# [Exercise A]
In the listing, starting at the first line and ending at the line containing "category-label: 크루즈 xyxy=(22,121,62,139)", swap "share-value-label" for "fleet-share-label". Give those lines again with nothing else changed.

# [Document excerpt]
--*--

When Noynoy Aquino rose to power, he was warned that a sincere effort to stamp out corruption– one that will not be open to charges of political persecution or selective prosecution could wipe out the membership of Congress, decimate the ranks of local government executives and cripple the bureaucracy.
Today President Aquino, with his touted vow to eliminate poverty by eliminating corruption, is having a reality check.
Because P-Noy set the bar high, people expected officials of daang matuwid to be like Caesar’s wife. But how many members of his official family have been formally charged with corruption or plunder, or are under investigation for such offenses? The number has to be the highest ever.
We’re still waiting for the indictment of administration allies listed in Commission on Audit reports or implicated by whistle-blowers in the pork barrel scam operated by businesswoman Janet Lim Napoles. The COA listed nearly 200 senators and congressmen, most of them incumbent. Like the Metro Rail Transit (MRT) that keeps derailing, however, the pork barrel probe appears to have stopped at three opposition senators, one of whom had hoped to run for president in 2016.
And what ever happened to Napoles’ own “Napolist”? The Department of Justice initially seemed to believe it was worth pursuing.
On top of the scandal over the Priority Development Assistance Fund (PDAF) or pork barrel is the scandal over the Disbursement Acceleration Program (DAP), for which President Aquino himself may face criminal charges once he steps down and loses immunity from lawsuits.

--*--

# [Exercise B]
Do these statements agree with the commentary on corruption under President Aquino? (i) The Commission on Audit listed nearly 200 senators and congressmen. (ii) The pork barrel probe appears to have stopped at three administration allies. (iii) The Department of Justice initially seemed to consider Napoles' own list worth pursuing. Answer yes or no for each, quoting the deciding words of the text.

--*--

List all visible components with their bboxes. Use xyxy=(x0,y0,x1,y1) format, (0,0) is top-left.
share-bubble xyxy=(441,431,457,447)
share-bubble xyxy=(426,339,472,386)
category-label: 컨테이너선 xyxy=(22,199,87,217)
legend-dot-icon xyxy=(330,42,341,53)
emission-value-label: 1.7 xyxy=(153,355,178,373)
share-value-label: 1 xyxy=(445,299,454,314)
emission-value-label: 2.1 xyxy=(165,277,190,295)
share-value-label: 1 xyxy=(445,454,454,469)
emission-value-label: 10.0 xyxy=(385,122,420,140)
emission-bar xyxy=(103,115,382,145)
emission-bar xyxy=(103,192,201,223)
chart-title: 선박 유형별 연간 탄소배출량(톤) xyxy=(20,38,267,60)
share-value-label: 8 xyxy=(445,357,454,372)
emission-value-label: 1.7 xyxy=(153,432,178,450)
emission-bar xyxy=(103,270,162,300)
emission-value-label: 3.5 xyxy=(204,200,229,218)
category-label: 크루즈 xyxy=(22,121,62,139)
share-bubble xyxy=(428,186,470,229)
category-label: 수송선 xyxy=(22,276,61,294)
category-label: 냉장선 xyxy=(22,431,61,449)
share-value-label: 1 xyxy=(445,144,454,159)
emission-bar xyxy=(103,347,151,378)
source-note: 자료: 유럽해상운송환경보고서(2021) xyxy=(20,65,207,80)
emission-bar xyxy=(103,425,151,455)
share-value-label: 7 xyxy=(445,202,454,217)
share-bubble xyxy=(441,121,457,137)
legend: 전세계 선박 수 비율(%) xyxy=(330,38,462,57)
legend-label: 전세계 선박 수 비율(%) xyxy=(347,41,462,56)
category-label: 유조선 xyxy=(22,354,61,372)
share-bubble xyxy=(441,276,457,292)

--*--

# [Correct output A]
List all visible components with their bboxes. Use xyxy=(x0,y0,x1,y1) format, (0,0) is top-left.
share-bubble xyxy=(441,431,457,447)
share-bubble xyxy=(426,339,472,386)
category-label: 컨테이너선 xyxy=(22,199,87,217)
legend-dot-icon xyxy=(330,42,341,53)
emission-value-label: 1.7 xyxy=(153,355,178,373)
fleet-share-label: 1 xyxy=(445,299,454,314)
emission-value-label: 2.1 xyxy=(165,277,190,295)
fleet-share-label: 1 xyxy=(445,454,454,469)
emission-value-label: 10.0 xyxy=(385,122,420,140)
emission-bar xyxy=(103,115,382,145)
emission-bar xyxy=(103,192,201,223)
chart-title: 선박 유형별 연간 탄소배출량(톤) xyxy=(20,38,267,60)
fleet-share-label: 8 xyxy=(445,357,454,372)
emission-value-label: 1.7 xyxy=(153,432,178,450)
emission-bar xyxy=(103,270,162,300)
emission-value-label: 3.5 xyxy=(204,200,229,218)
category-label: 크루즈 xyxy=(22,121,62,139)

# [Correct output B]
(i) Yes: "The COA listed nearly 200 senators and congressmen, most of them incumbent."
(ii) No: "the pork barrel probe appears to have stopped at three opposition senators"
(iii) Yes: "The Department of Justice initially seemed to believe it was worth pursuing."